(Items from a dataset)
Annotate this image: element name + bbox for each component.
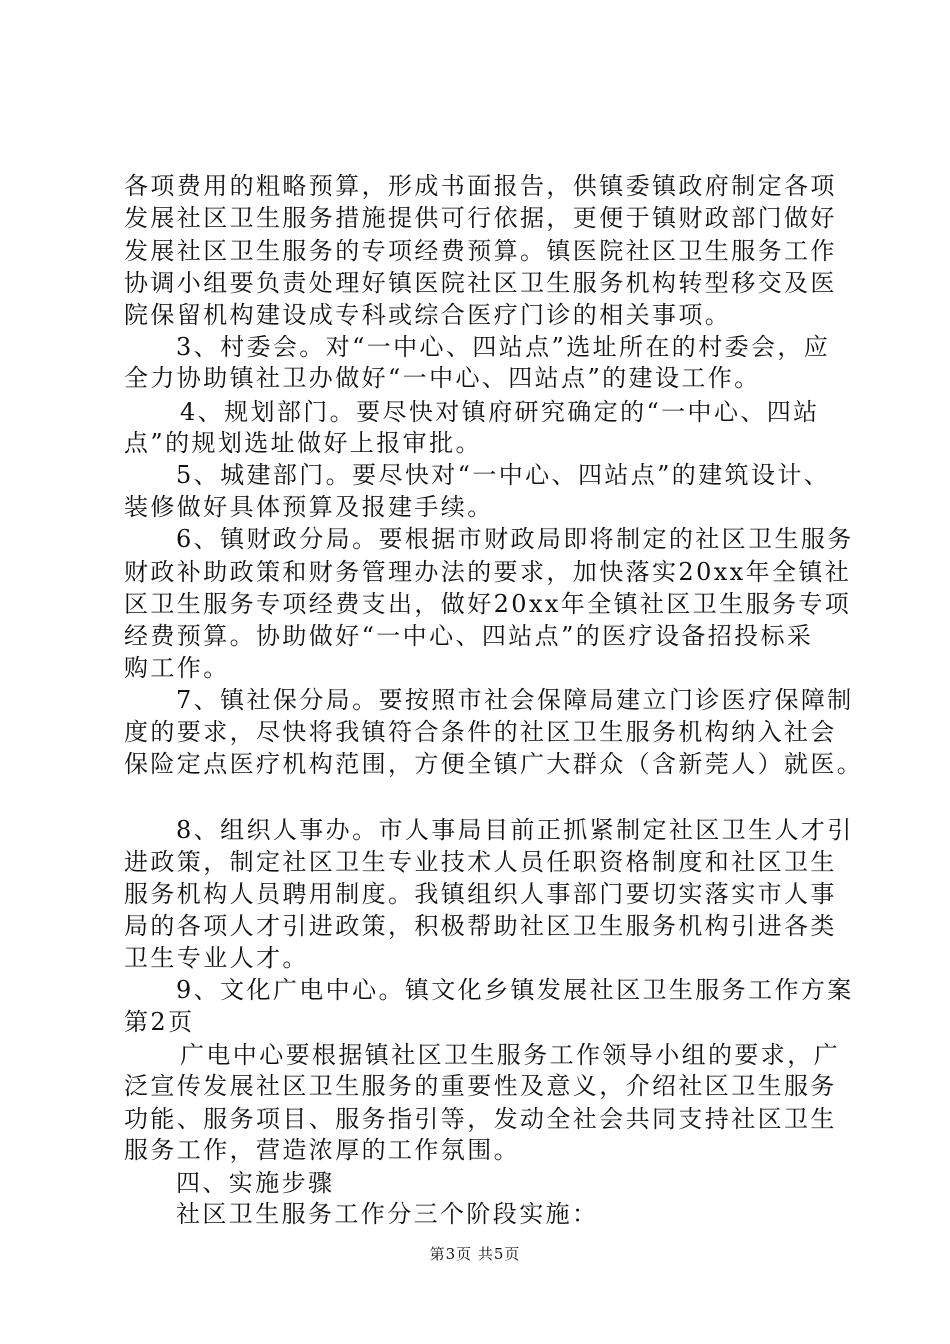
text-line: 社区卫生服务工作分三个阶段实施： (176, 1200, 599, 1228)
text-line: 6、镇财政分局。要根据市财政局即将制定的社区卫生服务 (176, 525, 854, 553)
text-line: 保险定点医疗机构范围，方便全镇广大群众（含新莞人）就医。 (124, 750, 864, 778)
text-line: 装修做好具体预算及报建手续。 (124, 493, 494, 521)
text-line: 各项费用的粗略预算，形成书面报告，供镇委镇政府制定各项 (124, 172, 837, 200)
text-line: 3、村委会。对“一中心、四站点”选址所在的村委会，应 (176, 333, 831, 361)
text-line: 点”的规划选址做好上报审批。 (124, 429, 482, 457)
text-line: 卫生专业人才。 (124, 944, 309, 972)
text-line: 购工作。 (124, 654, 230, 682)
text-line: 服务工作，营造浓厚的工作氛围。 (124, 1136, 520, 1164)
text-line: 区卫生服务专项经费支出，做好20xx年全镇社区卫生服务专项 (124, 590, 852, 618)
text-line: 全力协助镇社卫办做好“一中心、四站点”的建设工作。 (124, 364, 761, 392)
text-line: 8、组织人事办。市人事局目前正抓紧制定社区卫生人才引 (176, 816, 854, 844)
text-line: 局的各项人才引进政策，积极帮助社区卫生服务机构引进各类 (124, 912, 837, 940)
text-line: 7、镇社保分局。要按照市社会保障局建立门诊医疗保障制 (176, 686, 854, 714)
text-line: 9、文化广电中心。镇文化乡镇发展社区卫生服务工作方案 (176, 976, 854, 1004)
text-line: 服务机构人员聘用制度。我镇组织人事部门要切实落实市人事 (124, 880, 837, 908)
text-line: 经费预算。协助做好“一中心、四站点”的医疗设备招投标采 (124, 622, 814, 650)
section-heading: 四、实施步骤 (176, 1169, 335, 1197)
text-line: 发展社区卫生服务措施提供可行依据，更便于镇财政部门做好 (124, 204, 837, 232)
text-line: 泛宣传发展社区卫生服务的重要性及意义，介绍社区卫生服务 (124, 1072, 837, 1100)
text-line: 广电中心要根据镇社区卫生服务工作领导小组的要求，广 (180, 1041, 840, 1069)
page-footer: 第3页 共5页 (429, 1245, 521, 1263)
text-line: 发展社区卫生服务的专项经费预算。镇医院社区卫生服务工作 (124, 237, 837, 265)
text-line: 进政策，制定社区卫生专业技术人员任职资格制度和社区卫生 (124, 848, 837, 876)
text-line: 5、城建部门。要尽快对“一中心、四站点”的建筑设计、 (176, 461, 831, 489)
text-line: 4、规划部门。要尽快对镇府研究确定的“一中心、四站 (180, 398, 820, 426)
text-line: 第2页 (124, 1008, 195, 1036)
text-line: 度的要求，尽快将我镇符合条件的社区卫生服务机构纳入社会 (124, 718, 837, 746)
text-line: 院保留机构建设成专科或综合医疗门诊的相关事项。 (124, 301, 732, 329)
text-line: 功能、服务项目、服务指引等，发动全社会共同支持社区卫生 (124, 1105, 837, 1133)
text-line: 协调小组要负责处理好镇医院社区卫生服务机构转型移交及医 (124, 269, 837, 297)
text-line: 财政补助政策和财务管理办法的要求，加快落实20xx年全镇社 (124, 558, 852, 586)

--

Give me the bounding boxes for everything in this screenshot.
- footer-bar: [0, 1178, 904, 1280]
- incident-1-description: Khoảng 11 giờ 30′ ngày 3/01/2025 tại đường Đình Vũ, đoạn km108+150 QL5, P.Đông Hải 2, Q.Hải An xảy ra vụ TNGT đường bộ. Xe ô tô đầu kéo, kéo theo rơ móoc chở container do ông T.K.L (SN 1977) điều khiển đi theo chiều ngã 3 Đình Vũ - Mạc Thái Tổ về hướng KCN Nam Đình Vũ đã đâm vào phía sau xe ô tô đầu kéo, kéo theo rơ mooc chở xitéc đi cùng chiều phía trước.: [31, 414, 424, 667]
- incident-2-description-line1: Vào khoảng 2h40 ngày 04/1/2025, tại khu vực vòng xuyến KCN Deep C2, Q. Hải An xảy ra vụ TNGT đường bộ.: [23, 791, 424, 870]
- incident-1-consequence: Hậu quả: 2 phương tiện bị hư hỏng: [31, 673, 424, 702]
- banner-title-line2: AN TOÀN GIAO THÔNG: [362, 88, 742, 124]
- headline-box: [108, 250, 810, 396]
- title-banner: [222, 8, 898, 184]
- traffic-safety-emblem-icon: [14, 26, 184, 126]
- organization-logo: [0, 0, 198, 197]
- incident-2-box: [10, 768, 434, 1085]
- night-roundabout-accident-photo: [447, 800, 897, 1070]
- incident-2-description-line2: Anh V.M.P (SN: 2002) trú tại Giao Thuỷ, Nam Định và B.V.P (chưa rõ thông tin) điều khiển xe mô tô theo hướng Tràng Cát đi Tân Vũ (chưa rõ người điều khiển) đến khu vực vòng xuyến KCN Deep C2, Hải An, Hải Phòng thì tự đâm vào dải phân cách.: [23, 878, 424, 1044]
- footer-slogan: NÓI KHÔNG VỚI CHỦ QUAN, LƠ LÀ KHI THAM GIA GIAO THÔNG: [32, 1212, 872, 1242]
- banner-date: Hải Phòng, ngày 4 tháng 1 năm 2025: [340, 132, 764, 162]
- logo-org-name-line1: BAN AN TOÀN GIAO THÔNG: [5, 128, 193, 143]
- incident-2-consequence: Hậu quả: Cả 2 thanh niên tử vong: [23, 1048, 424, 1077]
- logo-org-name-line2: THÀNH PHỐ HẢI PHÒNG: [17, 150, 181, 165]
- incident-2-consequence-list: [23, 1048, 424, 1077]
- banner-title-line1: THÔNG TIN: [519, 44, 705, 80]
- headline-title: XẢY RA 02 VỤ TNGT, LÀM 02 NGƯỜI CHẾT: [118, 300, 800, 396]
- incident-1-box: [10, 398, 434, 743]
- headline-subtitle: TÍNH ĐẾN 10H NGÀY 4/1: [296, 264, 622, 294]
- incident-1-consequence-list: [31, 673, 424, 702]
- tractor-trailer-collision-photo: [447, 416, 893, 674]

= Direction =
Can you output the lines from the one containing "text-line: 社区卫生服务工作分三个阶段实施： (176, 1200, 599, 1228)" through the one containing "text-line: 广电中心要根据镇社区卫生服务工作领导小组的要求，广 (180, 1041, 840, 1069)", both included, as a JSON list of strings with one string per line and blank lines omitted?

= Right answer =
[
  "text-line: 社区卫生服务工作分三个阶段实施： (176, 1200, 599, 1228)",
  "text-line: 6、镇财政分局。要根据市财政局即将制定的社区卫生服务 (176, 525, 854, 553)",
  "text-line: 保险定点医疗机构范围，方便全镇广大群众（含新莞人）就医。 (124, 750, 864, 778)",
  "text-line: 装修做好具体预算及报建手续。 (124, 493, 494, 521)",
  "text-line: 各项费用的粗略预算，形成书面报告，供镇委镇政府制定各项 (124, 172, 837, 200)",
  "text-line: 3、村委会。对“一中心、四站点”选址所在的村委会，应 (176, 333, 831, 361)",
  "text-line: 点”的规划选址做好上报审批。 (124, 429, 482, 457)",
  "text-line: 卫生专业人才。 (124, 944, 309, 972)",
  "text-line: 购工作。 (124, 654, 230, 682)",
  "text-line: 服务工作，营造浓厚的工作氛围。 (124, 1136, 520, 1164)",
  "text-line: 区卫生服务专项经费支出，做好20xx年全镇社区卫生服务专项 (124, 590, 852, 618)",
  "text-line: 全力协助镇社卫办做好“一中心、四站点”的建设工作。 (124, 364, 761, 392)",
  "text-line: 8、组织人事办。市人事局目前正抓紧制定社区卫生人才引 (176, 816, 854, 844)",
  "text-line: 局的各项人才引进政策，积极帮助社区卫生服务机构引进各类 (124, 912, 837, 940)",
  "text-line: 7、镇社保分局。要按照市社会保障局建立门诊医疗保障制 (176, 686, 854, 714)",
  "text-line: 9、文化广电中心。镇文化乡镇发展社区卫生服务工作方案 (176, 976, 854, 1004)",
  "text-line: 服务机构人员聘用制度。我镇组织人事部门要切实落实市人事 (124, 880, 837, 908)",
  "text-line: 经费预算。协助做好“一中心、四站点”的医疗设备招投标采 (124, 622, 814, 650)",
  "section-heading: 四、实施步骤 (176, 1169, 335, 1197)",
  "text-line: 发展社区卫生服务措施提供可行依据，更便于镇财政部门做好 (124, 204, 837, 232)",
  "text-line: 泛宣传发展社区卫生服务的重要性及意义，介绍社区卫生服务 (124, 1072, 837, 1100)",
  "text-line: 广电中心要根据镇社区卫生服务工作领导小组的要求，广 (180, 1041, 840, 1069)"
]